- Data excerpts
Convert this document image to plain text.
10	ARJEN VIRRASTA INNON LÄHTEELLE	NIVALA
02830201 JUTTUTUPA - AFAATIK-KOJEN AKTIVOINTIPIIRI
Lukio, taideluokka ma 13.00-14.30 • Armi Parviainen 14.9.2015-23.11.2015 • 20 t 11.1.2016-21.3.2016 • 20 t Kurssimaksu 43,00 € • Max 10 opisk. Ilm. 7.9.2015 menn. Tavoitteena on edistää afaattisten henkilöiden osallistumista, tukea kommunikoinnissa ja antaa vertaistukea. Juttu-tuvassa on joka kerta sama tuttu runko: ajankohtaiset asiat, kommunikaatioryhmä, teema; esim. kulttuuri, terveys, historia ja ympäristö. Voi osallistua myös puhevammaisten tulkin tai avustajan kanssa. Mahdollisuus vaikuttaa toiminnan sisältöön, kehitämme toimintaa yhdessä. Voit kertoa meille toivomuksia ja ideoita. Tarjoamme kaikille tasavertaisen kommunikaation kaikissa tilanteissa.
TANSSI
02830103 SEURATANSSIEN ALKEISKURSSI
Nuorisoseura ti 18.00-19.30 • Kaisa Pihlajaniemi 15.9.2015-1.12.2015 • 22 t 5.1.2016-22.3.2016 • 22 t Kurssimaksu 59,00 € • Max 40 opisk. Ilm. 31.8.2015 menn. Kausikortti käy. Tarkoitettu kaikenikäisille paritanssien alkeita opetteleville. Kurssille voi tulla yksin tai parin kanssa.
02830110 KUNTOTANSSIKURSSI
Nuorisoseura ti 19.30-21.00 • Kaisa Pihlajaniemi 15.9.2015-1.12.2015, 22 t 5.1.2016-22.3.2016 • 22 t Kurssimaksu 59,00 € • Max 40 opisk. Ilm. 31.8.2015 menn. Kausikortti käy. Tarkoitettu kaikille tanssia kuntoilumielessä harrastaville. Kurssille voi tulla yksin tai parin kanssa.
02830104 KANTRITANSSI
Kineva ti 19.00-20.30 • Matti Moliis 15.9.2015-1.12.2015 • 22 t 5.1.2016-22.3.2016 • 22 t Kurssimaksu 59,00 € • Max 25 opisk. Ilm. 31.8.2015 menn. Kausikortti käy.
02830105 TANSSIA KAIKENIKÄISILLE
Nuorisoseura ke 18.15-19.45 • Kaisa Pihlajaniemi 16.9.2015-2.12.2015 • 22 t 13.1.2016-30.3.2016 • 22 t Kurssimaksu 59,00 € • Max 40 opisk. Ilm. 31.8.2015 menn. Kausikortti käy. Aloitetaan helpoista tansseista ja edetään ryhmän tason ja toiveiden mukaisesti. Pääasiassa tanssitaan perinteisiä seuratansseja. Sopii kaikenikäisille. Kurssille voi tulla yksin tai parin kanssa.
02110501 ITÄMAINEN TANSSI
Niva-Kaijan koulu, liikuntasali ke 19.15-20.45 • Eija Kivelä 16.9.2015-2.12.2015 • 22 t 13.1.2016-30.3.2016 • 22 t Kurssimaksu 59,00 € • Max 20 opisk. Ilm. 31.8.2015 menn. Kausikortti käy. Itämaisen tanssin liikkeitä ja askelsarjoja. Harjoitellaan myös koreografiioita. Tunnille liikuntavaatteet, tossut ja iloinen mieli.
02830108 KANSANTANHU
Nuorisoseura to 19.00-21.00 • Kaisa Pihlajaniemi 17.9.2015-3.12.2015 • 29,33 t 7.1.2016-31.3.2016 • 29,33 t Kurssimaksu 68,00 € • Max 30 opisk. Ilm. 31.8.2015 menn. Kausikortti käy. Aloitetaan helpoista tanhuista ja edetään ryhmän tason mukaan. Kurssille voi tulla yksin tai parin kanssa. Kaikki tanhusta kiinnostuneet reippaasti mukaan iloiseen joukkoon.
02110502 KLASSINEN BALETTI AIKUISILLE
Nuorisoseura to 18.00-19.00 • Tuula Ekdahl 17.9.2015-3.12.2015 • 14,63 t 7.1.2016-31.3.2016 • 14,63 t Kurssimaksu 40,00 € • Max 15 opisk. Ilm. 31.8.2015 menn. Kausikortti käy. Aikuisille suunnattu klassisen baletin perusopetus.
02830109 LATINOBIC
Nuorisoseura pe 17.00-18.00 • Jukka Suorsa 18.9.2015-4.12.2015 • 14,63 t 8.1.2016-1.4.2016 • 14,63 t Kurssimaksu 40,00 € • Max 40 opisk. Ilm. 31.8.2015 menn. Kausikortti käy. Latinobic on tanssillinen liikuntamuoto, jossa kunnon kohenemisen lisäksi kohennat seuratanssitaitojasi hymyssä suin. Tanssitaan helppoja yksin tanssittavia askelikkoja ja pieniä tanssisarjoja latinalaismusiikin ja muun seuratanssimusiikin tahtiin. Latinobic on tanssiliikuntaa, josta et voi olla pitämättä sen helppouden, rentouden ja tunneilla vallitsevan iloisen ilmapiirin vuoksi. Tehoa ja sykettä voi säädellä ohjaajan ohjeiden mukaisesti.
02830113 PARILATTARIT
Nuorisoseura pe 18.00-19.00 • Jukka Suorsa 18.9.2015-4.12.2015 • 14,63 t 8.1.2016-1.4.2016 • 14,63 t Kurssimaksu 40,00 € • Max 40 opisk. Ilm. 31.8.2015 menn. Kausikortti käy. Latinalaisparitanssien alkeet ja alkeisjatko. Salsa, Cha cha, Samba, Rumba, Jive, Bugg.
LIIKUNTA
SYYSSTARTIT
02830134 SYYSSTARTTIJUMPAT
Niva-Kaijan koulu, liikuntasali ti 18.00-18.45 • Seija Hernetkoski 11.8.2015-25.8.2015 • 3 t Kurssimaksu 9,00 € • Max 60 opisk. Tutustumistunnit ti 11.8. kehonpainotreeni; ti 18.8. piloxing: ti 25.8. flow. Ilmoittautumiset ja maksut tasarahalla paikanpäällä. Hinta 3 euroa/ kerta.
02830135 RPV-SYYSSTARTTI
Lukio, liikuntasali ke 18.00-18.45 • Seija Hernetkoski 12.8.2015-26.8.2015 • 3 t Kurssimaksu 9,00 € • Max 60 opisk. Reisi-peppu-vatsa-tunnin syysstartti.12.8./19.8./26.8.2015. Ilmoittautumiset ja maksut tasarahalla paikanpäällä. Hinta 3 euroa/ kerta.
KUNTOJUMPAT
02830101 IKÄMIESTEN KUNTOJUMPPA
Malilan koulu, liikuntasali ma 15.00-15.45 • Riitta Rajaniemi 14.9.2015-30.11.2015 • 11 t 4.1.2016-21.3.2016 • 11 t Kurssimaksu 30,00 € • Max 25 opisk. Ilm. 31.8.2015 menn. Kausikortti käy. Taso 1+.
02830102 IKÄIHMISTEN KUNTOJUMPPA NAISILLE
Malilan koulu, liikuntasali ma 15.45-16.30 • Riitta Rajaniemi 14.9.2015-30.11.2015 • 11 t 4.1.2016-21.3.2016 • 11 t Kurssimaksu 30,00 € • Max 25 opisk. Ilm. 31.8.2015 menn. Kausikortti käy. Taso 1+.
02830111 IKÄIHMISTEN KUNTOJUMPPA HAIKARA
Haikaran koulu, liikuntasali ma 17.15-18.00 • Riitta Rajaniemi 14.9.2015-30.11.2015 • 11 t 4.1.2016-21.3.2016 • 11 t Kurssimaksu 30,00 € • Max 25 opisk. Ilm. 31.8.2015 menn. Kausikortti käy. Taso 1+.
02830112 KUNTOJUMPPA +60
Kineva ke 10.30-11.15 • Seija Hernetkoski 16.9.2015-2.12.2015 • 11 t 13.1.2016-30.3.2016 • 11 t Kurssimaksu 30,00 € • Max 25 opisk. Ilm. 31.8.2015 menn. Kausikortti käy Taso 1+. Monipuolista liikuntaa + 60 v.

- Work to be completed
Copy out each line in the listing that has the word "KUNTOJUMPPA".

- Correct response
02830101 IKÄMIESTEN KUNTOJUMPPA
02830102 IKÄIHMISTEN KUNTOJUMPPA NAISILLE
02830111 IKÄIHMISTEN KUNTOJUMPPA HAIKARA
02830112 KUNTOJUMPPA +60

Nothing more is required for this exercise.